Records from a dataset

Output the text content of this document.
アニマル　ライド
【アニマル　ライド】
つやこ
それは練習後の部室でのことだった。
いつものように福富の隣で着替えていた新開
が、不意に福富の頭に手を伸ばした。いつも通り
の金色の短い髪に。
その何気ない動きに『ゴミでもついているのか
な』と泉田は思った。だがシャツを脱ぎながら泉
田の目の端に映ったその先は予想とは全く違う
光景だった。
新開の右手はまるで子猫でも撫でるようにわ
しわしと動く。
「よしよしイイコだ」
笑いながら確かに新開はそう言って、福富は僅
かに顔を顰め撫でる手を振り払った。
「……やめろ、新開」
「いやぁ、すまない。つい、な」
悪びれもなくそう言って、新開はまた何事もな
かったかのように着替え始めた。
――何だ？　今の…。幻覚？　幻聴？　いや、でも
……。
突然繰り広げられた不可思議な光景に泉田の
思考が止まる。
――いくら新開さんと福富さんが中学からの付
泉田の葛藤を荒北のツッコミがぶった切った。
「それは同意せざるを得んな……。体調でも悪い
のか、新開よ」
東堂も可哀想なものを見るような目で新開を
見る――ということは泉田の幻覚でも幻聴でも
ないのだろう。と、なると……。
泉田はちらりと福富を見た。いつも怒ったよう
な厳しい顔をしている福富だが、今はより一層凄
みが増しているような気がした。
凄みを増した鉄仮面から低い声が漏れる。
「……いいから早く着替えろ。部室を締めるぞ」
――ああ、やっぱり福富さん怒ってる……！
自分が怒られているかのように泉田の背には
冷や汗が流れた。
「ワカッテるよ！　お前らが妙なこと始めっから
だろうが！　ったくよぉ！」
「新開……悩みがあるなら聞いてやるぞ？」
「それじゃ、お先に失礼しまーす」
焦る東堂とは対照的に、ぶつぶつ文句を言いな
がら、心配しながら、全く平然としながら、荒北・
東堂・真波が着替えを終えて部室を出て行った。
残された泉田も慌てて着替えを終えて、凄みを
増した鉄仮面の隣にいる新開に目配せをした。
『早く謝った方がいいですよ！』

-- Objective --
Please restate the whole listing word for word.

-- Task answer --
Output the text content of this document.
アニマル　ライド
【アニマル　ライド】
つやこ
それは練習後の部室でのことだった。
いつものように福富の隣で着替えていた新開
が、不意に福富の頭に手を伸ばした。いつも通り
の金色の短い髪に。
その何気ない動きに『ゴミでもついているのか
な』と泉田は思った。だがシャツを脱ぎながら泉
田の目の端に映ったその先は予想とは全く違う
光景だった。
新開の右手はまるで子猫でも撫でるようにわ
しわしと動く。
「よしよしイイコだ」
笑いながら確かに新開はそう言って、福富は僅
かに顔を顰め撫でる手を振り払った。
「……やめろ、新開」
「いやぁ、すまない。つい、な」
悪びれもなくそう言って、新開はまた何事もな
かったかのように着替え始めた。
――何だ？　今の…。幻覚？　幻聴？　いや、でも
……。
突然繰り広げられた不可思議な光景に泉田の
思考が止まる。
――いくら新開さんと福富さんが中学からの付
泉田の葛藤を荒北のツッコミがぶった切った。
「それは同意せざるを得んな……。体調でも悪い
のか、新開よ」
東堂も可哀想なものを見るような目で新開を
見る――ということは泉田の幻覚でも幻聴でも
ないのだろう。と、なると……。
泉田はちらりと福富を見た。いつも怒ったよう
な厳しい顔をしている福富だが、今はより一層凄
みが増しているような気がした。
凄みを増した鉄仮面から低い声が漏れる。
「……いいから早く着替えろ。部室を締めるぞ」
――ああ、やっぱり福富さん怒ってる……！
自分が怒られているかのように泉田の背には
冷や汗が流れた。
「ワカッテるよ！　お前らが妙なこと始めっから
だろうが！　ったくよぉ！」
「新開……悩みがあるなら聞いてやるぞ？」
「それじゃ、お先に失礼しまーす」
焦る東堂とは対照的に、ぶつぶつ文句を言いな
がら、心配しながら、全く平然としながら、荒北・
東堂・真波が着替えを終えて部室を出て行った。
残された泉田も慌てて着替えを終えて、凄みを
増した鉄仮面の隣にいる新開に目配せをした。
『早く謝った方がいいですよ！』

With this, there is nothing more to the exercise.